__PROBLEM DESCRIPTION__. Determine the number of lines that have the string "image" in them, and give only that number.

--- --- ---

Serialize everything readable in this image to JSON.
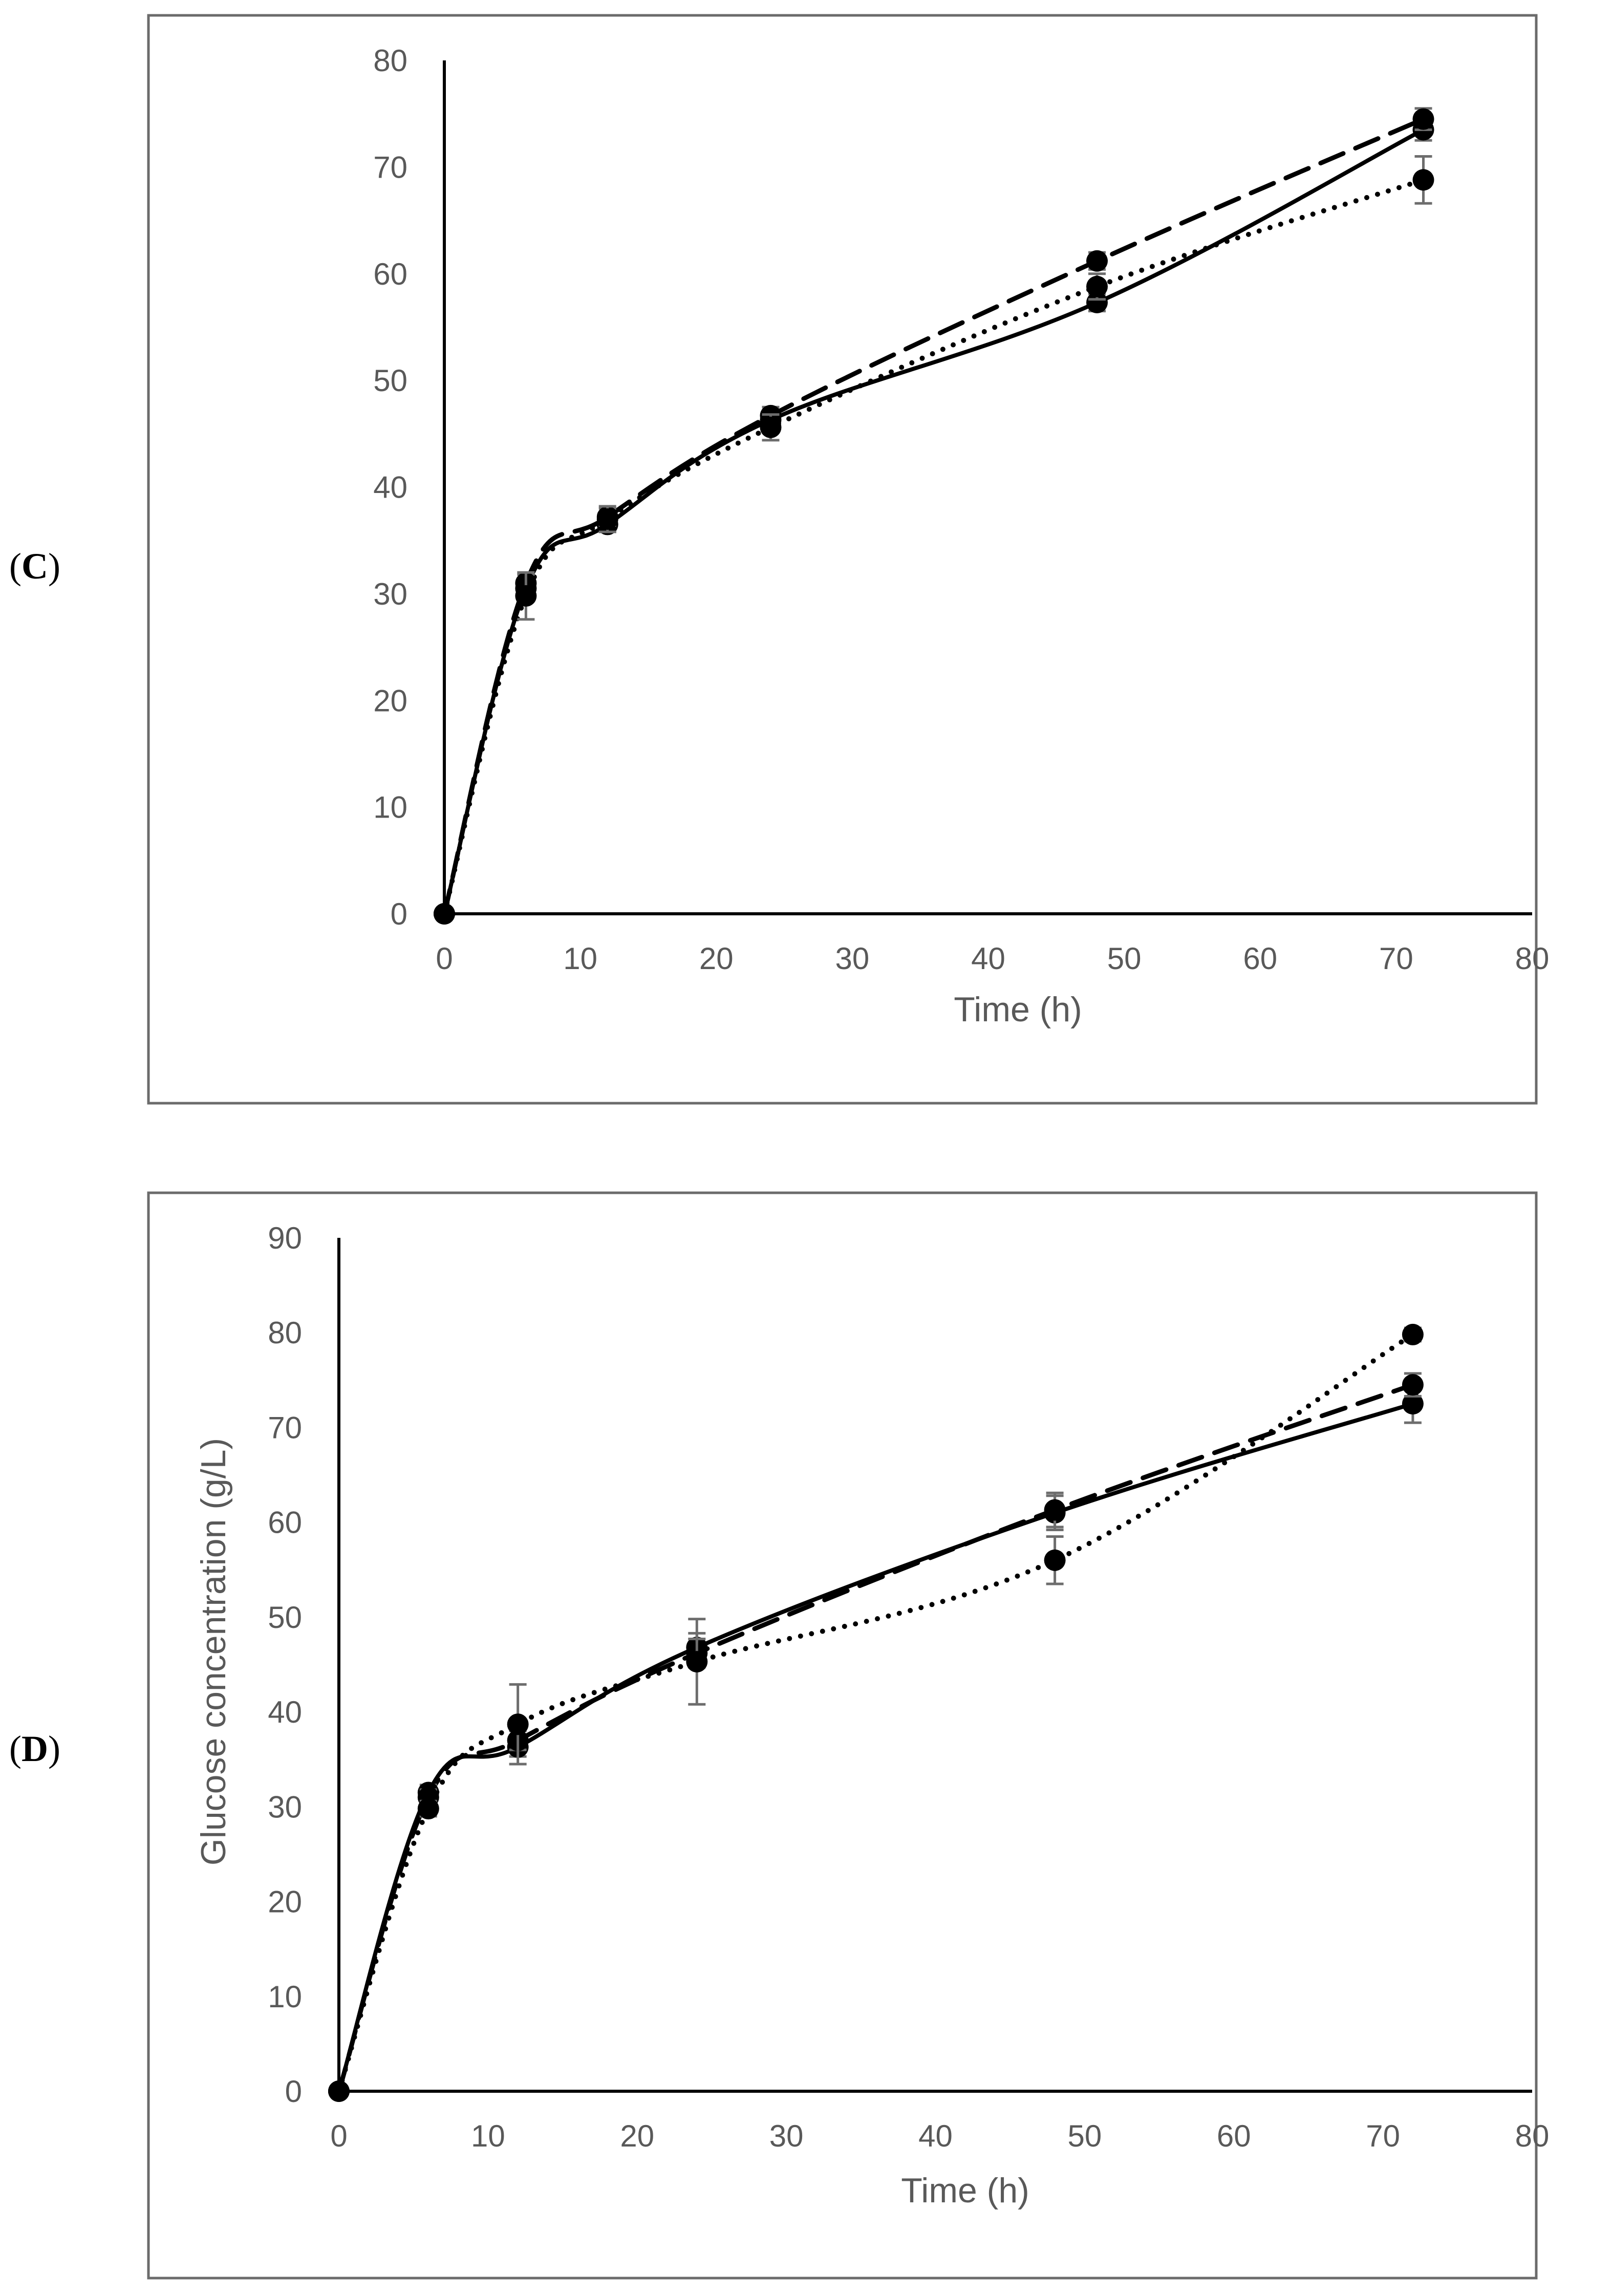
{
  "chart_data": [
    {
      "id": "C",
      "type": "line",
      "panel_label": "C",
      "title": "",
      "xlabel": "Time (h)",
      "ylabel": "",
      "xlim": [
        0,
        80
      ],
      "ylim": [
        0,
        80
      ],
      "xticks": [
        0,
        10,
        20,
        30,
        40,
        50,
        60,
        70,
        80
      ],
      "yticks": [
        0,
        10,
        20,
        30,
        40,
        50,
        60,
        70,
        80
      ],
      "x": [
        0,
        6,
        12,
        24,
        48,
        72
      ],
      "series": [
        {
          "name": "solid",
          "style": "solid",
          "values": [
            0,
            30.5,
            36.5,
            46.3,
            57.3,
            73.5
          ],
          "errors": [
            0,
            0.8,
            0.7,
            0.8,
            0.8,
            1.0
          ]
        },
        {
          "name": "dashed",
          "style": "dashed",
          "values": [
            0,
            31.0,
            37.2,
            46.7,
            61.2,
            74.5
          ],
          "errors": [
            0,
            0.8,
            0.8,
            0.8,
            0.8,
            1.0
          ]
        },
        {
          "name": "dotted",
          "style": "dotted",
          "values": [
            0,
            29.8,
            37.0,
            45.6,
            58.8,
            68.8
          ],
          "errors": [
            0,
            2.2,
            1.2,
            1.2,
            1.2,
            2.2
          ]
        }
      ]
    },
    {
      "id": "D",
      "type": "line",
      "panel_label": "D",
      "title": "",
      "xlabel": "Time (h)",
      "ylabel": "Glucose concentration (g/L)",
      "xlim": [
        0,
        80
      ],
      "ylim": [
        0,
        90
      ],
      "xticks": [
        0,
        10,
        20,
        30,
        40,
        50,
        60,
        70,
        80
      ],
      "yticks": [
        0,
        10,
        20,
        30,
        40,
        50,
        60,
        70,
        80,
        90
      ],
      "x": [
        0,
        6,
        12,
        24,
        48,
        72
      ],
      "series": [
        {
          "name": "solid",
          "style": "solid",
          "values": [
            0,
            31.5,
            36.3,
            46.8,
            61.0,
            72.5
          ],
          "errors": [
            0,
            0.8,
            1.0,
            1.5,
            1.8,
            2.0
          ]
        },
        {
          "name": "dashed",
          "style": "dashed",
          "values": [
            0,
            31.0,
            37.0,
            46.2,
            61.3,
            74.5
          ],
          "errors": [
            0,
            0.8,
            1.0,
            1.5,
            1.8,
            1.2
          ]
        },
        {
          "name": "dotted",
          "style": "dotted",
          "values": [
            0,
            29.8,
            38.7,
            45.3,
            56.0,
            79.8
          ],
          "errors": [
            0,
            0.8,
            4.2,
            4.5,
            2.5,
            0.7
          ]
        }
      ]
    }
  ]
}
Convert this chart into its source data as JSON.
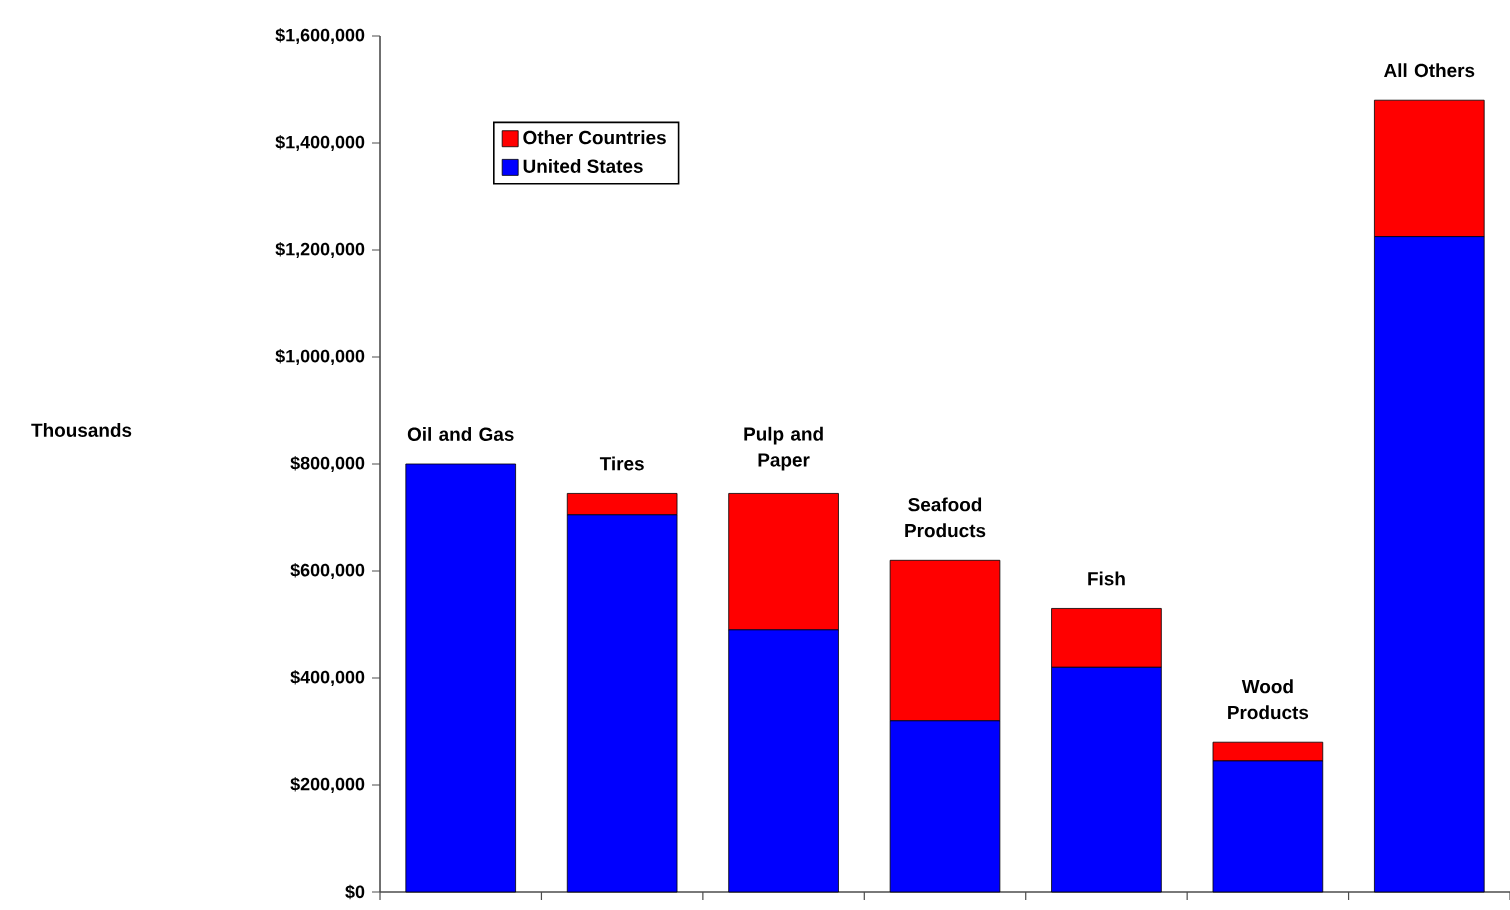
{
  "chart_data": {
    "type": "bar",
    "stacked": true,
    "annotations": [
      "Thousands"
    ],
    "categories": [
      "Oil and Gas",
      "Tires",
      "Pulp and Paper",
      "Seafood Products",
      "Fish",
      "Wood Products",
      "All Others"
    ],
    "series": [
      {
        "name": "United States",
        "color": "#0000ff",
        "values": [
          800000,
          705000,
          490000,
          320000,
          420000,
          245000,
          1225000
        ]
      },
      {
        "name": "Other Countries",
        "color": "#ff0000",
        "values": [
          0,
          40000,
          255000,
          300000,
          110000,
          35000,
          255000
        ]
      }
    ],
    "ylim": [
      0,
      1600000
    ],
    "yticks": [
      {
        "value": 0,
        "label": "$0"
      },
      {
        "value": 200000,
        "label": "$200,000"
      },
      {
        "value": 400000,
        "label": "$400,000"
      },
      {
        "value": 600000,
        "label": "$600,000"
      },
      {
        "value": 800000,
        "label": "$800,000"
      },
      {
        "value": 1000000,
        "label": "$1,000,000"
      },
      {
        "value": 1200000,
        "label": "$1,200,000"
      },
      {
        "value": 1400000,
        "label": "$1,400,000"
      },
      {
        "value": 1600000,
        "label": "$1,600,000"
      }
    ],
    "grid": false,
    "legend": "top left"
  }
}
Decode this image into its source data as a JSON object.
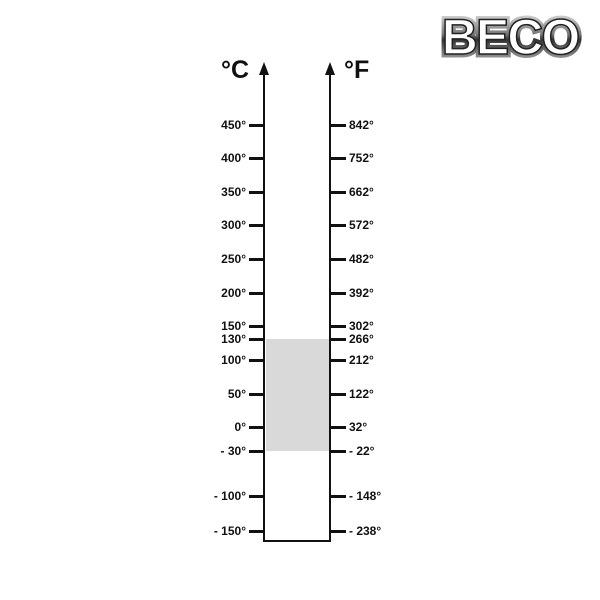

--- --- ---

__TASK RESPONSE__. 2